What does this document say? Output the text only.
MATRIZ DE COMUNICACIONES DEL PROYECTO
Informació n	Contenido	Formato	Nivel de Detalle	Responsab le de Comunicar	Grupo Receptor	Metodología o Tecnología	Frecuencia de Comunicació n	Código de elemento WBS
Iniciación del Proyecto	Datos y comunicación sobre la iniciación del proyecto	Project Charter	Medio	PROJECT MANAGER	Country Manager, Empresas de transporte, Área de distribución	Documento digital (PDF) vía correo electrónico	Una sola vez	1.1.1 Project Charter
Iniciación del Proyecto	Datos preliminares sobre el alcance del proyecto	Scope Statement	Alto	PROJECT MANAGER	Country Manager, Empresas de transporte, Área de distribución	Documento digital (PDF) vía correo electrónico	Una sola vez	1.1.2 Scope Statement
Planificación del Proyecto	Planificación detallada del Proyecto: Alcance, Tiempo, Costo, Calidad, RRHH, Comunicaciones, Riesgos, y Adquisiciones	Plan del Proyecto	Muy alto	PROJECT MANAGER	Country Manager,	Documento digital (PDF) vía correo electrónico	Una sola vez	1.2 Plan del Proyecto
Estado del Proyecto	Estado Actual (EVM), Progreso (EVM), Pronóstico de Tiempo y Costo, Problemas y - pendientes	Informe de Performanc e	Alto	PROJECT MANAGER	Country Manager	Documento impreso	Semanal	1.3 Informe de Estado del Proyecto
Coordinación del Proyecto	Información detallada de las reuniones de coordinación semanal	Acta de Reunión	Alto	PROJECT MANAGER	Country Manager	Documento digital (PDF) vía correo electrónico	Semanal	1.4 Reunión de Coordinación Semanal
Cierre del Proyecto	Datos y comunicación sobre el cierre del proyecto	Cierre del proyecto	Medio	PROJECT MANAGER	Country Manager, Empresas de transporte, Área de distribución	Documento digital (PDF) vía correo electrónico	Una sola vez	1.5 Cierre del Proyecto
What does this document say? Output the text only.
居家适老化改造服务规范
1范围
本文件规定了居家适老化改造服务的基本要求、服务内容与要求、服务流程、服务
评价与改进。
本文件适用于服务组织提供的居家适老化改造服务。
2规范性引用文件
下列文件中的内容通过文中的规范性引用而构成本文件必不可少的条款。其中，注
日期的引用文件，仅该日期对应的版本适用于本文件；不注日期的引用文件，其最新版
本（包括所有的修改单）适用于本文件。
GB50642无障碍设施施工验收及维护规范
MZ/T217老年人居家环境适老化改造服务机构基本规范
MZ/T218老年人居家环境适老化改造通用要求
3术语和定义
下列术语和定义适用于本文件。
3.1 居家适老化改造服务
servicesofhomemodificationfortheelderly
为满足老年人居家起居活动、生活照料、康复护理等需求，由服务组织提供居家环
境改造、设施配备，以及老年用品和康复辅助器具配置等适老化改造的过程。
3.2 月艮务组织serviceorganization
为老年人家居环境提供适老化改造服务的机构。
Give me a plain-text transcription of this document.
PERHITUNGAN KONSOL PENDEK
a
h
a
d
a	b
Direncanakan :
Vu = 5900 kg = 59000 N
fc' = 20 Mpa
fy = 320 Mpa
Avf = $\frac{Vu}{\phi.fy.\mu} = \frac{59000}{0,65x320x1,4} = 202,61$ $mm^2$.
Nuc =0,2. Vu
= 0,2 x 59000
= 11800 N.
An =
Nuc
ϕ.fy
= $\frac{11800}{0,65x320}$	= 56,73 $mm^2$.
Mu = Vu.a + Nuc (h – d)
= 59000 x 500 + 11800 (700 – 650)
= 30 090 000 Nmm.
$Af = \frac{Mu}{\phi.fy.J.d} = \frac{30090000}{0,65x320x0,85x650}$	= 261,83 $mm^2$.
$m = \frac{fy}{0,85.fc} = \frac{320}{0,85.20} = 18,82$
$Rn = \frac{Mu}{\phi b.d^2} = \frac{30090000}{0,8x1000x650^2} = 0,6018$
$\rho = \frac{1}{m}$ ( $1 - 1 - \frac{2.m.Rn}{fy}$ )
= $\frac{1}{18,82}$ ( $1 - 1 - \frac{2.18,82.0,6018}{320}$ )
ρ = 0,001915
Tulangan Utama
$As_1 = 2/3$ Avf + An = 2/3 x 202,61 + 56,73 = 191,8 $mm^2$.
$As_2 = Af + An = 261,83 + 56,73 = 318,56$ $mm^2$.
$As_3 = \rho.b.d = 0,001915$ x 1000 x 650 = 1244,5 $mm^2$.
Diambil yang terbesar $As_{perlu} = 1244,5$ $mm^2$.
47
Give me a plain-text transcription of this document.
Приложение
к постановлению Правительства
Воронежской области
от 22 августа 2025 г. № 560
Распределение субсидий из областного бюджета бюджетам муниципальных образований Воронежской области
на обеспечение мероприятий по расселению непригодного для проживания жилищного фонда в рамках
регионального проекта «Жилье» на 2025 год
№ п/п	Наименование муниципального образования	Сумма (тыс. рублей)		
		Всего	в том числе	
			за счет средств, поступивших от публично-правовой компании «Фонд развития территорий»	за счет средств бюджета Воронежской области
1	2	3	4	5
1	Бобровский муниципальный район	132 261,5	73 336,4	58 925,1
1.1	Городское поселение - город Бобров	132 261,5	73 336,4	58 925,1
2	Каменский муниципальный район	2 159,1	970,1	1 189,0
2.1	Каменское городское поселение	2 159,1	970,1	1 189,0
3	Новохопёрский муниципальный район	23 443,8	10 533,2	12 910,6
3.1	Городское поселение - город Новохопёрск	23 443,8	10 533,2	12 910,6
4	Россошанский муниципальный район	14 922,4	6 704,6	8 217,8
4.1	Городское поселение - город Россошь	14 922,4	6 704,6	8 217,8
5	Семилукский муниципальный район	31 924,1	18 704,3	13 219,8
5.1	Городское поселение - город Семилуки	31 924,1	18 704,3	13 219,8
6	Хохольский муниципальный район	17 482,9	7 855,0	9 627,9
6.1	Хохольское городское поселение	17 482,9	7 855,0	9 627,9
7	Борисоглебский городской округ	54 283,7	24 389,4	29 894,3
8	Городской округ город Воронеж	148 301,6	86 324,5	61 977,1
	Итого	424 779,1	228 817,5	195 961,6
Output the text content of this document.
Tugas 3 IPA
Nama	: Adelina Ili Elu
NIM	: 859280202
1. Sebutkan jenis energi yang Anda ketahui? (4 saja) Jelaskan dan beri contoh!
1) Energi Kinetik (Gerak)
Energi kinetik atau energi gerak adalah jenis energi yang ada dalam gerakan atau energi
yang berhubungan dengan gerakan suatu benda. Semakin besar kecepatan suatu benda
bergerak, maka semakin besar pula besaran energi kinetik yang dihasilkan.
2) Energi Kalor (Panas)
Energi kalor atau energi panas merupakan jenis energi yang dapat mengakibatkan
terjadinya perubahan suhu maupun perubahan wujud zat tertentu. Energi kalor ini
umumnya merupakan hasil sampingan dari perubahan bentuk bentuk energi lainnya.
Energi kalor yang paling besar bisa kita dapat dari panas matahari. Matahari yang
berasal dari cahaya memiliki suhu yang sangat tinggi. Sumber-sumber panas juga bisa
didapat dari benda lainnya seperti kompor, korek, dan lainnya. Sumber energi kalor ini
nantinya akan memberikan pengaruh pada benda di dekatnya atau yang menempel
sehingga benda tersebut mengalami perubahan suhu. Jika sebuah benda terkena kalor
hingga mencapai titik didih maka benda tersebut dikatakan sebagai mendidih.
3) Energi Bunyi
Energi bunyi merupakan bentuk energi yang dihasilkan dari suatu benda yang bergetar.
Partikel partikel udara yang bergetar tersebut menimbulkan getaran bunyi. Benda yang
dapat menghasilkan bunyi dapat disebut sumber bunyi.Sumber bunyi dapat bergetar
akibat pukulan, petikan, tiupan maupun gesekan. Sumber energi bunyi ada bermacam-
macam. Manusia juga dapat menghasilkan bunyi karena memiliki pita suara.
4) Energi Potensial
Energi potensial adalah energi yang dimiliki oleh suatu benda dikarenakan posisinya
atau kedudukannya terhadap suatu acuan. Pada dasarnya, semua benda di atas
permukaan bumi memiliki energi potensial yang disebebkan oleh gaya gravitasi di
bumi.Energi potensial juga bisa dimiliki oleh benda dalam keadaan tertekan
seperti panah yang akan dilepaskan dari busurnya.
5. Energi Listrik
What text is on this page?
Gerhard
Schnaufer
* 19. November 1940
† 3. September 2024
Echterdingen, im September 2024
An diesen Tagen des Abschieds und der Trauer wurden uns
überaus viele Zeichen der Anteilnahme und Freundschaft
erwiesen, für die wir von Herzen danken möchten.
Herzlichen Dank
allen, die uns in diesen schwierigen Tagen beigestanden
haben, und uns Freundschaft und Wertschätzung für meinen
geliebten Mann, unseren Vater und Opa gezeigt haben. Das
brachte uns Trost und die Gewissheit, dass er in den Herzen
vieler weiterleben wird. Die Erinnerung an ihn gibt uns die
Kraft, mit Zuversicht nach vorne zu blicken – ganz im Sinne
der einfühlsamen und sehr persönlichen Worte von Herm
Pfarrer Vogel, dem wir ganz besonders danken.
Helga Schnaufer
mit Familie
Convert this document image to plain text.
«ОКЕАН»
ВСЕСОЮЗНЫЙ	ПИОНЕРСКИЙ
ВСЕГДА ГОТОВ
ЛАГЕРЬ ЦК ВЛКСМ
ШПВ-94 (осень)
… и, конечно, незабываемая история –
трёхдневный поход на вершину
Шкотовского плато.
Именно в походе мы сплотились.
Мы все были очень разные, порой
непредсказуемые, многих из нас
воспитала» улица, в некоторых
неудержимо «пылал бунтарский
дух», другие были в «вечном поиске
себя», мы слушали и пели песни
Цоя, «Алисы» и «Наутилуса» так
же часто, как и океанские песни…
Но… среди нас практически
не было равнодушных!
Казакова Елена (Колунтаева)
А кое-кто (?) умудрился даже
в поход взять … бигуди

+ + + +

- EXERCISE PROMPT -
Count the lines above in which the word "maupun" appears, then state only that count.

- TASK OUTPUT -
2